### Records contained in a dataset
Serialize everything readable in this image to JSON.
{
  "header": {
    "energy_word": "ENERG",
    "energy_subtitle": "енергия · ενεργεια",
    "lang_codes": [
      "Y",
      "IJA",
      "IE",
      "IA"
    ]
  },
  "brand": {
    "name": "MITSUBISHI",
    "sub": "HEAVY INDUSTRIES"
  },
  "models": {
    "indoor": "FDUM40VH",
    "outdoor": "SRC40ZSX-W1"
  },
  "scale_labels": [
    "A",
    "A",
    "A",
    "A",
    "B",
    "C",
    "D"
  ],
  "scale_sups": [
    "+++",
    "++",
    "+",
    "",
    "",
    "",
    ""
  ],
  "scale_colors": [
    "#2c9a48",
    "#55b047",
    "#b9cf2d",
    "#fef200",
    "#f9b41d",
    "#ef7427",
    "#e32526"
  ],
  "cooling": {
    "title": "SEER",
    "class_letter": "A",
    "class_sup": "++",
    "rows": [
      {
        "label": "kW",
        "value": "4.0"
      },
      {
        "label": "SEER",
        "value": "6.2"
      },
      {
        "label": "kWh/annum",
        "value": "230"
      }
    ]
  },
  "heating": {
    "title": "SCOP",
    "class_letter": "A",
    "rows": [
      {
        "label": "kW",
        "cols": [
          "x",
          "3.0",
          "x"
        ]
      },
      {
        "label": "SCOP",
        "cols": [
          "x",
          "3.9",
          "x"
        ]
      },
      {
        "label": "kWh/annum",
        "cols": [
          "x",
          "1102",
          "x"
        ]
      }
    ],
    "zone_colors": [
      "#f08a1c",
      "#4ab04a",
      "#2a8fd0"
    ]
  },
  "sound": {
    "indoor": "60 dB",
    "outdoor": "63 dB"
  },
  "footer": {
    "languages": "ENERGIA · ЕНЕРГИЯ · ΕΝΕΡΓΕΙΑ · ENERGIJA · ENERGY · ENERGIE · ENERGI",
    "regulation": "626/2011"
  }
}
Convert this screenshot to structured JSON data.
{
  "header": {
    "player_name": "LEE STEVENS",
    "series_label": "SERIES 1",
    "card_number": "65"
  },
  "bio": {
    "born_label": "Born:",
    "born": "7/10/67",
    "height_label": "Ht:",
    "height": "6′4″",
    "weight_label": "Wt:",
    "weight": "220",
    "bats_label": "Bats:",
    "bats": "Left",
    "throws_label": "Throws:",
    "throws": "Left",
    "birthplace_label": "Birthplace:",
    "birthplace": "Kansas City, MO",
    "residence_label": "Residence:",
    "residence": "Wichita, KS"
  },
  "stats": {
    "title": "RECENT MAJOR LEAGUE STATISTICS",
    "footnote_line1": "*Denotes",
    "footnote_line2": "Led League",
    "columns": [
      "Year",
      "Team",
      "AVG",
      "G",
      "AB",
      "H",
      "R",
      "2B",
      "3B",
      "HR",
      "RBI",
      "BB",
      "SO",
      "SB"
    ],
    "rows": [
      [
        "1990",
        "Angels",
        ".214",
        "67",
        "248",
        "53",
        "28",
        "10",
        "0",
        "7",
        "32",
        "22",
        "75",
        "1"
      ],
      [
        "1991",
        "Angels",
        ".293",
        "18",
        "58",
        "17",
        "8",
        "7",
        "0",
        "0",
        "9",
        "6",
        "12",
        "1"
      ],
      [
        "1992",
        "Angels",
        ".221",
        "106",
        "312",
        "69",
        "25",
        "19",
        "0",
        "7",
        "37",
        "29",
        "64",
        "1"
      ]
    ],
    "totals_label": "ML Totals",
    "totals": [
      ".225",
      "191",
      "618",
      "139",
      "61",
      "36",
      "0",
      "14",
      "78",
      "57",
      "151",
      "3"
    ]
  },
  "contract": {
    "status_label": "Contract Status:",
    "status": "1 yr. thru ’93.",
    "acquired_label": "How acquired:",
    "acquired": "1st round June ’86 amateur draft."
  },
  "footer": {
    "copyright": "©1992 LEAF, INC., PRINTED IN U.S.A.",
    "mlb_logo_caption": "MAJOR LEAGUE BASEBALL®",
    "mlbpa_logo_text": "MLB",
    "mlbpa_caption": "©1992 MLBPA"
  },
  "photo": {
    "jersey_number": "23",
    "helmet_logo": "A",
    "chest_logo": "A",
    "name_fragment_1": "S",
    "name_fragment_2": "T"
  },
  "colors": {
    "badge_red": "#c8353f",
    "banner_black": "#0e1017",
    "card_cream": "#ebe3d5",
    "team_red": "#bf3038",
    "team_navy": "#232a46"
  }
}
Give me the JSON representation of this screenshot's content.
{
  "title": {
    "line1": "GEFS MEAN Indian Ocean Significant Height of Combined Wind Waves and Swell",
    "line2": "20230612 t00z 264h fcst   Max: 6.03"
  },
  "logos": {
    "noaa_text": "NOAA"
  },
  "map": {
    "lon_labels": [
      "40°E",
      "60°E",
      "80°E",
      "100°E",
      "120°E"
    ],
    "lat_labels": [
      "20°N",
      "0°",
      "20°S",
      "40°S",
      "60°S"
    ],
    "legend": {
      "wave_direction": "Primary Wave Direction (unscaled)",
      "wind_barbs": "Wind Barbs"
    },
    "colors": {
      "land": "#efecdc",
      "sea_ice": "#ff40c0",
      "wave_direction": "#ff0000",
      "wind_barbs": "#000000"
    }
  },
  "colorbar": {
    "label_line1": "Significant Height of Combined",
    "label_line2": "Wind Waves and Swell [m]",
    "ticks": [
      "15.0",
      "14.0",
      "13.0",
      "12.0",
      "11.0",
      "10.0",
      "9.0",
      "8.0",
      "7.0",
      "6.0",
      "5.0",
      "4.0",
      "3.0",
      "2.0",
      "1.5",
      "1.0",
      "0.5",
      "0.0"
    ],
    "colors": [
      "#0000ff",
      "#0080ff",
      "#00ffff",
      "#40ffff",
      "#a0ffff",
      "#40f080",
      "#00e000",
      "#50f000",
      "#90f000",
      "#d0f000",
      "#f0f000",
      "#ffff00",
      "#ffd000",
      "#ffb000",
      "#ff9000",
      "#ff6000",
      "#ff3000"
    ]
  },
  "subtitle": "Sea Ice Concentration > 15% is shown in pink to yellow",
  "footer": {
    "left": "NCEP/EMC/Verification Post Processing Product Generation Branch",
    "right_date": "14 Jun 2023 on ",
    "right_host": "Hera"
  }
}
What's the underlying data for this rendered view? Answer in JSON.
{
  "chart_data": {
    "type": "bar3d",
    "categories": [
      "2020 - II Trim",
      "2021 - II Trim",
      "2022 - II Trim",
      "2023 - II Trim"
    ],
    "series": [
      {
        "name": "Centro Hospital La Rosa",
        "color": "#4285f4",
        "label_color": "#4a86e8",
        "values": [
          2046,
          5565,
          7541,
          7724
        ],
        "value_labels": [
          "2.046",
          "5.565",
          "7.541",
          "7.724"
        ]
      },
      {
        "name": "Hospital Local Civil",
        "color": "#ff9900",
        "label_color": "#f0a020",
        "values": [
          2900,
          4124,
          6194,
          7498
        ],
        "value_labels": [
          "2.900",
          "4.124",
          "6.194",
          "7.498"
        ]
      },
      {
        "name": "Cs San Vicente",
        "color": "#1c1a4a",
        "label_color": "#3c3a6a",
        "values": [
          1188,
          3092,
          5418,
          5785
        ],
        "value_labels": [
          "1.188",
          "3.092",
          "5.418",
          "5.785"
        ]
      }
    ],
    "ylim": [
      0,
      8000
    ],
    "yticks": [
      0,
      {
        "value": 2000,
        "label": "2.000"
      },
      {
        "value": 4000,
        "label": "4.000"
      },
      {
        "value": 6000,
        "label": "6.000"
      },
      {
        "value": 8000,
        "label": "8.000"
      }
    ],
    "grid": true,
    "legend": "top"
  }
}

### TASK TO CARRY OUT
All of the entries above should be written out again exactly.

### FULL ANSWER
Serialize everything readable in this image to JSON.
{
  "header": {
    "energy_word": "ENERG",
    "energy_subtitle": "енергия · ενεργεια",
    "lang_codes": [
      "Y",
      "IJA",
      "IE",
      "IA"
    ]
  },
  "brand": {
    "name": "MITSUBISHI",
    "sub": "HEAVY INDUSTRIES"
  },
  "models": {
    "indoor": "FDUM40VH",
    "outdoor": "SRC40ZSX-W1"
  },
  "scale_labels": [
    "A",
    "A",
    "A",
    "A",
    "B",
    "C",
    "D"
  ],
  "scale_sups": [
    "+++",
    "++",
    "+",
    "",
    "",
    "",
    ""
  ],
  "scale_colors": [
    "#2c9a48",
    "#55b047",
    "#b9cf2d",
    "#fef200",
    "#f9b41d",
    "#ef7427",
    "#e32526"
  ],
  "cooling": {
    "title": "SEER",
    "class_letter": "A",
    "class_sup": "++",
    "rows": [
      {
        "label": "kW",
        "value": "4.0"
      },
      {
        "label": "SEER",
        "value": "6.2"
      },
      {
        "label": "kWh/annum",
        "value": "230"
      }
    ]
  },
  "heating": {
    "title": "SCOP",
    "class_letter": "A",
    "rows": [
      {
        "label": "kW",
        "cols": [
          "x",
          "3.0",
          "x"
        ]
      },
      {
        "label": "SCOP",
        "cols": [
          "x",
          "3.9",
          "x"
        ]
      },
      {
        "label": "kWh/annum",
        "cols": [
          "x",
          "1102",
          "x"
        ]
      }
    ],
    "zone_colors": [
      "#f08a1c",
      "#4ab04a",
      "#2a8fd0"
    ]
  },
  "sound": {
    "indoor": "60 dB",
    "outdoor": "63 dB"
  },
  "footer": {
    "languages": "ENERGIA · ЕНЕРГИЯ · ΕΝΕΡΓΕΙΑ · ENERGIJA · ENERGY · ENERGIE · ENERGI",
    "regulation": "626/2011"
  }
}
Convert this screenshot to structured JSON data.
{
  "header": {
    "player_name": "LEE STEVENS",
    "series_label": "SERIES 1",
    "card_number": "65"
  },
  "bio": {
    "born_label": "Born:",
    "born": "7/10/67",
    "height_label": "Ht:",
    "height": "6′4″",
    "weight_label": "Wt:",
    "weight": "220",
    "bats_label": "Bats:",
    "bats": "Left",
    "throws_label": "Throws:",
    "throws": "Left",
    "birthplace_label": "Birthplace:",
    "birthplace": "Kansas City, MO",
    "residence_label": "Residence:",
    "residence": "Wichita, KS"
  },
  "stats": {
    "title": "RECENT MAJOR LEAGUE STATISTICS",
    "footnote_line1": "*Denotes",
    "footnote_line2": "Led League",
    "columns": [
      "Year",
      "Team",
      "AVG",
      "G",
      "AB",
      "H",
      "R",
      "2B",
      "3B",
      "HR",
      "RBI",
      "BB",
      "SO",
      "SB"
    ],
    "rows": [
      [
        "1990",
        "Angels",
        ".214",
        "67",
        "248",
        "53",
        "28",
        "10",
        "0",
        "7",
        "32",
        "22",
        "75",
        "1"
      ],
      [
        "1991",
        "Angels",
        ".293",
        "18",
        "58",
        "17",
        "8",
        "7",
        "0",
        "0",
        "9",
        "6",
        "12",
        "1"
      ],
      [
        "1992",
        "Angels",
        ".221",
        "106",
        "312",
        "69",
        "25",
        "19",
        "0",
        "7",
        "37",
        "29",
        "64",
        "1"
      ]
    ],
    "totals_label": "ML Totals",
    "totals": [
      ".225",
      "191",
      "618",
      "139",
      "61",
      "36",
      "0",
      "14",
      "78",
      "57",
      "151",
      "3"
    ]
  },
  "contract": {
    "status_label": "Contract Status:",
    "status": "1 yr. thru ’93.",
    "acquired_label": "How acquired:",
    "acquired": "1st round June ’86 amateur draft."
  },
  "footer": {
    "copyright": "©1992 LEAF, INC., PRINTED IN U.S.A.",
    "mlb_logo_caption": "MAJOR LEAGUE BASEBALL®",
    "mlbpa_logo_text": "MLB",
    "mlbpa_caption": "©1992 MLBPA"
  },
  "photo": {
    "jersey_number": "23",
    "helmet_logo": "A",
    "chest_logo": "A",
    "name_fragment_1": "S",
    "name_fragment_2": "T"
  },
  "colors": {
    "badge_red": "#c8353f",
    "banner_black": "#0e1017",
    "card_cream": "#ebe3d5",
    "team_red": "#bf3038",
    "team_navy": "#232a46"
  }
}
Give me the JSON representation of this screenshot's content.
{
  "title": {
    "line1": "GEFS MEAN Indian Ocean Significant Height of Combined Wind Waves and Swell",
    "line2": "20230612 t00z 264h fcst   Max: 6.03"
  },
  "logos": {
    "noaa_text": "NOAA"
  },
  "map": {
    "lon_labels": [
      "40°E",
      "60°E",
      "80°E",
      "100°E",
      "120°E"
    ],
    "lat_labels": [
      "20°N",
      "0°",
      "20°S",
      "40°S",
      "60°S"
    ],
    "legend": {
      "wave_direction": "Primary Wave Direction (unscaled)",
      "wind_barbs": "Wind Barbs"
    },
    "colors": {
      "land": "#efecdc",
      "sea_ice": "#ff40c0",
      "wave_direction": "#ff0000",
      "wind_barbs": "#000000"
    }
  },
  "colorbar": {
    "label_line1": "Significant Height of Combined",
    "label_line2": "Wind Waves and Swell [m]",
    "ticks": [
      "15.0",
      "14.0",
      "13.0",
      "12.0",
      "11.0",
      "10.0",
      "9.0",
      "8.0",
      "7.0",
      "6.0",
      "5.0",
      "4.0",
      "3.0",
      "2.0",
      "1.5",
      "1.0",
      "0.5",
      "0.0"
    ],
    "colors": [
      "#0000ff",
      "#0080ff",
      "#00ffff",
      "#40ffff",
      "#a0ffff",
      "#40f080",
      "#00e000",
      "#50f000",
      "#90f000",
      "#d0f000",
      "#f0f000",
      "#ffff00",
      "#ffd000",
      "#ffb000",
      "#ff9000",
      "#ff6000",
      "#ff3000"
    ]
  },
  "subtitle": "Sea Ice Concentration > 15% is shown in pink to yellow",
  "footer": {
    "left": "NCEP/EMC/Verification Post Processing Product Generation Branch",
    "right_date": "14 Jun 2023 on ",
    "right_host": "Hera"
  }
}
What's the underlying data for this rendered view? Answer in JSON.
{
  "chart_data": {
    "type": "bar3d",
    "categories": [
      "2020 - II Trim",
      "2021 - II Trim",
      "2022 - II Trim",
      "2023 - II Trim"
    ],
    "series": [
      {
        "name": "Centro Hospital La Rosa",
        "color": "#4285f4",
        "label_color": "#4a86e8",
        "values": [
          2046,
          5565,
          7541,
          7724
        ],
        "value_labels": [
          "2.046",
          "5.565",
          "7.541",
          "7.724"
        ]
      },
      {
        "name": "Hospital Local Civil",
        "color": "#ff9900",
        "label_color": "#f0a020",
        "values": [
          2900,
          4124,
          6194,
          7498
        ],
        "value_labels": [
          "2.900",
          "4.124",
          "6.194",
          "7.498"
        ]
      },
      {
        "name": "Cs San Vicente",
        "color": "#1c1a4a",
        "label_color": "#3c3a6a",
        "values": [
          1188,
          3092,
          5418,
          5785
        ],
        "value_labels": [
          "1.188",
          "3.092",
          "5.418",
          "5.785"
        ]
      }
    ],
    "ylim": [
      0,
      8000
    ],
    "yticks": [
      0,
      {
        "value": 2000,
        "label": "2.000"
      },
      {
        "value": 4000,
        "label": "4.000"
      },
      {
        "value": 6000,
        "label": "6.000"
      },
      {
        "value": 8000,
        "label": "8.000"
      }
    ],
    "grid": true,
    "legend": "top"
  }
}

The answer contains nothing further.